* [What the exercise asks]: Pictures excluded, copy all of the data below exactly.

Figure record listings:
Start of Block
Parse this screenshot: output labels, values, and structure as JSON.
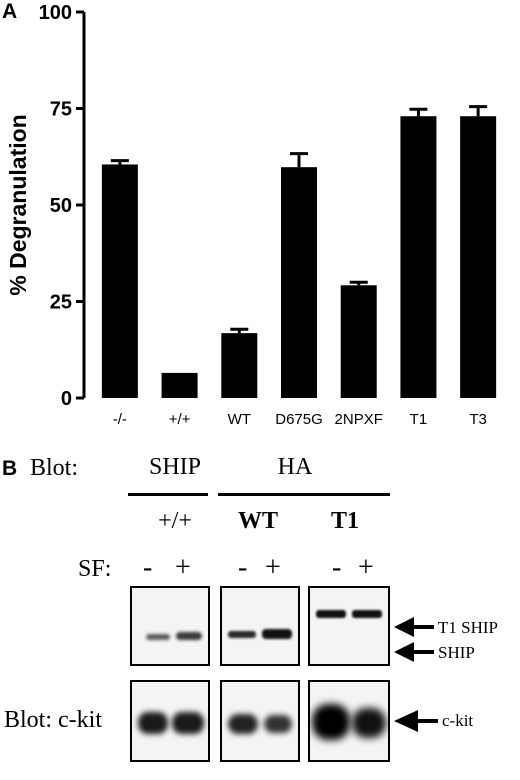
{
  "panel_a": {
    "label": "A",
    "chart_data": {
      "type": "bar",
      "title": "",
      "xlabel": "",
      "ylabel": "% Degranulation",
      "ylim": [
        0,
        100
      ],
      "yticks": [
        "0",
        "25",
        "50",
        "75",
        "100"
      ],
      "categories": [
        "-/-",
        "+/+",
        "WT",
        "D675G",
        "2NPXF",
        "T1",
        "T3"
      ],
      "values": [
        60.5,
        6.5,
        16.8,
        59.8,
        29.2,
        73.0,
        73.0
      ],
      "errors": [
        1.0,
        0.0,
        1.0,
        3.5,
        0.8,
        1.8,
        2.5
      ],
      "bar_color": "#000000",
      "grid": false,
      "legend": "none"
    }
  },
  "panel_b": {
    "label": "B",
    "blot_label_top": "Blot:",
    "groups": [
      {
        "antibody": "SHIP",
        "genotype": "+/+"
      },
      {
        "antibody": "HA",
        "genotype": "WT"
      },
      {
        "antibody": "HA",
        "genotype": "T1"
      }
    ],
    "sf_label": "SF:",
    "sf_minus": "-",
    "sf_plus": "+",
    "blot_label_bottom": "Blot: c-kit",
    "arrows": {
      "t1_ship": "T1 SHIP",
      "ship": "SHIP",
      "ckit": "c-kit"
    }
  }
}
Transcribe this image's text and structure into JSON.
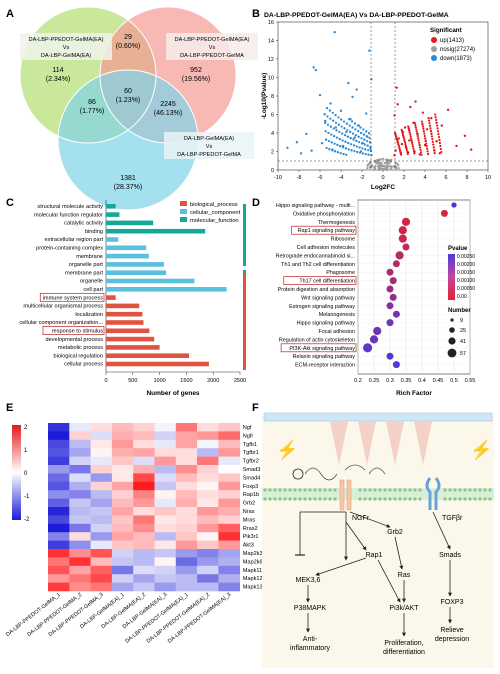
End of Block
* [Task response]:
Parse this screenshot: output labels, values, and structure as JSON.
{
  "panel_a": {
    "label": "A",
    "chart_data": {
      "type": "bar",
      "title": "",
      "xlabel": "",
      "ylabel": "% Degranulation",
      "ylim": [
        0,
        100
      ],
      "yticks": [
        "0",
        "25",
        "50",
        "75",
        "100"
      ],
      "categories": [
        "-/-",
        "+/+",
        "WT",
        "D675G",
        "2NPXF",
        "T1",
        "T3"
      ],
      "values": [
        60.5,
        6.5,
        16.8,
        59.8,
        29.2,
        73.0,
        73.0
      ],
      "errors": [
        1.0,
        0.0,
        1.0,
        3.5,
        0.8,
        1.8,
        2.5
      ],
      "bar_color": "#000000",
      "grid": false,
      "legend": "none"
    }
  },
  "panel_b": {
    "label": "B",
    "blot_label_top": "Blot:",
    "groups": [
      {
        "antibody": "SHIP",
        "genotype": "+/+"
      },
      {
        "antibody": "HA",
        "genotype": "WT"
      },
      {
        "antibody": "HA",
        "genotype": "T1"
      }
    ],
    "sf_label": "SF:",
    "sf_minus": "-",
    "sf_plus": "+",
    "blot_label_bottom": "Blot: c-kit",
    "arrows": {
      "t1_ship": "T1 SHIP",
      "ship": "SHIP",
      "ckit": "c-kit"
    }
  }
}
Transcribe this image's text and structure into JSON.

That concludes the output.